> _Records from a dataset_
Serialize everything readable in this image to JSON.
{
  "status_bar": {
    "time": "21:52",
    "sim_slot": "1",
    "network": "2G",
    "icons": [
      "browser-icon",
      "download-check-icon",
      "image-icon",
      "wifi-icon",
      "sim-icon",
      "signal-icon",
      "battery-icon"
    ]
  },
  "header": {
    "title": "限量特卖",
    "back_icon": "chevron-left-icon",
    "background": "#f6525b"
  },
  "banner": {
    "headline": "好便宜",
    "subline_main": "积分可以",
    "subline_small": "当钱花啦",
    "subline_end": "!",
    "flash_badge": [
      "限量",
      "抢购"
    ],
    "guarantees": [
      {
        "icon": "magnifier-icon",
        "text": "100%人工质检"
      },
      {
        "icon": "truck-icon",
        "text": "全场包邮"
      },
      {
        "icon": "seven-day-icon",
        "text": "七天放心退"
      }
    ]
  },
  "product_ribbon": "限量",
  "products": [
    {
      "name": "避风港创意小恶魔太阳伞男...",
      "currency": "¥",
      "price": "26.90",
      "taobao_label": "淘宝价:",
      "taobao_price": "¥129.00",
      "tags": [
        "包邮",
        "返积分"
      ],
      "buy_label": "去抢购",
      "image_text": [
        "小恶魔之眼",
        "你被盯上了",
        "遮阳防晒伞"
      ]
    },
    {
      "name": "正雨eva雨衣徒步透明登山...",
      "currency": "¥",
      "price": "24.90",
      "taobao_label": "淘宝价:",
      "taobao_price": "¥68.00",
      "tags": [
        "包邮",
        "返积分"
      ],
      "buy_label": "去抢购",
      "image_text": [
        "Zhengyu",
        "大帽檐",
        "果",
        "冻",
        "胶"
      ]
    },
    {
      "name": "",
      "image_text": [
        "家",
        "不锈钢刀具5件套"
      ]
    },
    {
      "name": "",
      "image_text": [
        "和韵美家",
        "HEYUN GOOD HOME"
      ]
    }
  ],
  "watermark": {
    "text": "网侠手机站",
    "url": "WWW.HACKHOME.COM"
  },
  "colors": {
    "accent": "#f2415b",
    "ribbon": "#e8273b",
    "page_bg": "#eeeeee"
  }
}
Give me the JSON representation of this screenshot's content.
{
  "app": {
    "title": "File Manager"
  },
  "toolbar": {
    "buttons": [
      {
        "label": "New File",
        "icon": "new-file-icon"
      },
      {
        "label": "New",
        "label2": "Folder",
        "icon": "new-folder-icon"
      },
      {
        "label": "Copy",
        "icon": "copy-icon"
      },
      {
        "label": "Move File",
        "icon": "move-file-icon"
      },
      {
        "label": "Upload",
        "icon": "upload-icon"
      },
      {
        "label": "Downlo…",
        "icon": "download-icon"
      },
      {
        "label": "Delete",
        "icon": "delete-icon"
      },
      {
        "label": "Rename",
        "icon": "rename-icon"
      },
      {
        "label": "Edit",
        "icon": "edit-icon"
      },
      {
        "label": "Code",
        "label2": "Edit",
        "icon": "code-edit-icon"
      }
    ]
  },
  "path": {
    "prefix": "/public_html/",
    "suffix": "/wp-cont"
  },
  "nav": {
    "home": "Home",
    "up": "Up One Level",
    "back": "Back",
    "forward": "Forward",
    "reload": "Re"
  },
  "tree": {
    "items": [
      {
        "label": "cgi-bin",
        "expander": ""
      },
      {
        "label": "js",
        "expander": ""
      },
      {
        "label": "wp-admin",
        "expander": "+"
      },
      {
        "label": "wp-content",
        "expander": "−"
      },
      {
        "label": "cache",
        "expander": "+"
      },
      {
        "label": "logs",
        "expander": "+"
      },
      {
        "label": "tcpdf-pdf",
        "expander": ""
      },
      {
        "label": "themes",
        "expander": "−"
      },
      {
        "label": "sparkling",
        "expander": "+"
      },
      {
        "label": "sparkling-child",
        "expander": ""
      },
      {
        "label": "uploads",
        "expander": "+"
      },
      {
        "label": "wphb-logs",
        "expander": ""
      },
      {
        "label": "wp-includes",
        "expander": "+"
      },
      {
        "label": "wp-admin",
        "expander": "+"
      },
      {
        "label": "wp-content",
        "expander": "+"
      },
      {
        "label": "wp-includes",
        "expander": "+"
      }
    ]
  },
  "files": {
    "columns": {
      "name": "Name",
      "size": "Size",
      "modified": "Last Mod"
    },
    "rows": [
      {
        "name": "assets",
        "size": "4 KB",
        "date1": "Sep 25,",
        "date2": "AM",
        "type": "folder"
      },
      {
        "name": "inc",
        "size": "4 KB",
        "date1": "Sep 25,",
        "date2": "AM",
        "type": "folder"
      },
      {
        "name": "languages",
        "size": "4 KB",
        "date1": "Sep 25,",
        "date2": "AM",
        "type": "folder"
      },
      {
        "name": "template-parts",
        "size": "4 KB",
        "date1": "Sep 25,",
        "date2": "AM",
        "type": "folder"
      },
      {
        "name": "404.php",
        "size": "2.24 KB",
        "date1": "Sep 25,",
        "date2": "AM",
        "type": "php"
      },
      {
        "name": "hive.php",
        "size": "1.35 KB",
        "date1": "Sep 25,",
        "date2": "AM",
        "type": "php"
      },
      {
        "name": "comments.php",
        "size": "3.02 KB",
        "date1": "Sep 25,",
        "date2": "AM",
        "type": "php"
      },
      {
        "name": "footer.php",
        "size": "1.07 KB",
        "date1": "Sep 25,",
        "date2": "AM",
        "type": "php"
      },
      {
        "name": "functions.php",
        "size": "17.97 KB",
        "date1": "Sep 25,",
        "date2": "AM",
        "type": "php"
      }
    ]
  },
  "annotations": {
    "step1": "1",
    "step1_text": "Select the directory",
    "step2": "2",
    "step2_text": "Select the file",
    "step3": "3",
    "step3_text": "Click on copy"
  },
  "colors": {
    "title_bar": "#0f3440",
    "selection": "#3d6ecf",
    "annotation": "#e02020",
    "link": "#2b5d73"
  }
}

> _Problem description_
Return the whole listing exactly, with every line included.

> _Problem solution_
Serialize everything readable in this image to JSON.
{
  "status_bar": {
    "time": "21:52",
    "sim_slot": "1",
    "network": "2G",
    "icons": [
      "browser-icon",
      "download-check-icon",
      "image-icon",
      "wifi-icon",
      "sim-icon",
      "signal-icon",
      "battery-icon"
    ]
  },
  "header": {
    "title": "限量特卖",
    "back_icon": "chevron-left-icon",
    "background": "#f6525b"
  },
  "banner": {
    "headline": "好便宜",
    "subline_main": "积分可以",
    "subline_small": "当钱花啦",
    "subline_end": "!",
    "flash_badge": [
      "限量",
      "抢购"
    ],
    "guarantees": [
      {
        "icon": "magnifier-icon",
        "text": "100%人工质检"
      },
      {
        "icon": "truck-icon",
        "text": "全场包邮"
      },
      {
        "icon": "seven-day-icon",
        "text": "七天放心退"
      }
    ]
  },
  "product_ribbon": "限量",
  "products": [
    {
      "name": "避风港创意小恶魔太阳伞男...",
      "currency": "¥",
      "price": "26.90",
      "taobao_label": "淘宝价:",
      "taobao_price": "¥129.00",
      "tags": [
        "包邮",
        "返积分"
      ],
      "buy_label": "去抢购",
      "image_text": [
        "小恶魔之眼",
        "你被盯上了",
        "遮阳防晒伞"
      ]
    },
    {
      "name": "正雨eva雨衣徒步透明登山...",
      "currency": "¥",
      "price": "24.90",
      "taobao_label": "淘宝价:",
      "taobao_price": "¥68.00",
      "tags": [
        "包邮",
        "返积分"
      ],
      "buy_label": "去抢购",
      "image_text": [
        "Zhengyu",
        "大帽檐",
        "果",
        "冻",
        "胶"
      ]
    },
    {
      "name": "",
      "image_text": [
        "家",
        "不锈钢刀具5件套"
      ]
    },
    {
      "name": "",
      "image_text": [
        "和韵美家",
        "HEYUN GOOD HOME"
      ]
    }
  ],
  "watermark": {
    "text": "网侠手机站",
    "url": "WWW.HACKHOME.COM"
  },
  "colors": {
    "accent": "#f2415b",
    "ribbon": "#e8273b",
    "page_bg": "#eeeeee"
  }
}
Give me the JSON representation of this screenshot's content.
{
  "app": {
    "title": "File Manager"
  },
  "toolbar": {
    "buttons": [
      {
        "label": "New File",
        "icon": "new-file-icon"
      },
      {
        "label": "New",
        "label2": "Folder",
        "icon": "new-folder-icon"
      },
      {
        "label": "Copy",
        "icon": "copy-icon"
      },
      {
        "label": "Move File",
        "icon": "move-file-icon"
      },
      {
        "label": "Upload",
        "icon": "upload-icon"
      },
      {
        "label": "Downlo…",
        "icon": "download-icon"
      },
      {
        "label": "Delete",
        "icon": "delete-icon"
      },
      {
        "label": "Rename",
        "icon": "rename-icon"
      },
      {
        "label": "Edit",
        "icon": "edit-icon"
      },
      {
        "label": "Code",
        "label2": "Edit",
        "icon": "code-edit-icon"
      }
    ]
  },
  "path": {
    "prefix": "/public_html/",
    "suffix": "/wp-cont"
  },
  "nav": {
    "home": "Home",
    "up": "Up One Level",
    "back": "Back",
    "forward": "Forward",
    "reload": "Re"
  },
  "tree": {
    "items": [
      {
        "label": "cgi-bin",
        "expander": ""
      },
      {
        "label": "js",
        "expander": ""
      },
      {
        "label": "wp-admin",
        "expander": "+"
      },
      {
        "label": "wp-content",
        "expander": "−"
      },
      {
        "label": "cache",
        "expander": "+"
      },
      {
        "label": "logs",
        "expander": "+"
      },
      {
        "label": "tcpdf-pdf",
        "expander": ""
      },
      {
        "label": "themes",
        "expander": "−"
      },
      {
        "label": "sparkling",
        "expander": "+"
      },
      {
        "label": "sparkling-child",
        "expander": ""
      },
      {
        "label": "uploads",
        "expander": "+"
      },
      {
        "label": "wphb-logs",
        "expander": ""
      },
      {
        "label": "wp-includes",
        "expander": "+"
      },
      {
        "label": "wp-admin",
        "expander": "+"
      },
      {
        "label": "wp-content",
        "expander": "+"
      },
      {
        "label": "wp-includes",
        "expander": "+"
      }
    ]
  },
  "files": {
    "columns": {
      "name": "Name",
      "size": "Size",
      "modified": "Last Mod"
    },
    "rows": [
      {
        "name": "assets",
        "size": "4 KB",
        "date1": "Sep 25,",
        "date2": "AM",
        "type": "folder"
      },
      {
        "name": "inc",
        "size": "4 KB",
        "date1": "Sep 25,",
        "date2": "AM",
        "type": "folder"
      },
      {
        "name": "languages",
        "size": "4 KB",
        "date1": "Sep 25,",
        "date2": "AM",
        "type": "folder"
      },
      {
        "name": "template-parts",
        "size": "4 KB",
        "date1": "Sep 25,",
        "date2": "AM",
        "type": "folder"
      },
      {
        "name": "404.php",
        "size": "2.24 KB",
        "date1": "Sep 25,",
        "date2": "AM",
        "type": "php"
      },
      {
        "name": "hive.php",
        "size": "1.35 KB",
        "date1": "Sep 25,",
        "date2": "AM",
        "type": "php"
      },
      {
        "name": "comments.php",
        "size": "3.02 KB",
        "date1": "Sep 25,",
        "date2": "AM",
        "type": "php"
      },
      {
        "name": "footer.php",
        "size": "1.07 KB",
        "date1": "Sep 25,",
        "date2": "AM",
        "type": "php"
      },
      {
        "name": "functions.php",
        "size": "17.97 KB",
        "date1": "Sep 25,",
        "date2": "AM",
        "type": "php"
      }
    ]
  },
  "annotations": {
    "step1": "1",
    "step1_text": "Select the directory",
    "step2": "2",
    "step2_text": "Select the file",
    "step3": "3",
    "step3_text": "Click on copy"
  },
  "colors": {
    "title_bar": "#0f3440",
    "selection": "#3d6ecf",
    "annotation": "#e02020",
    "link": "#2b5d73"
  }
}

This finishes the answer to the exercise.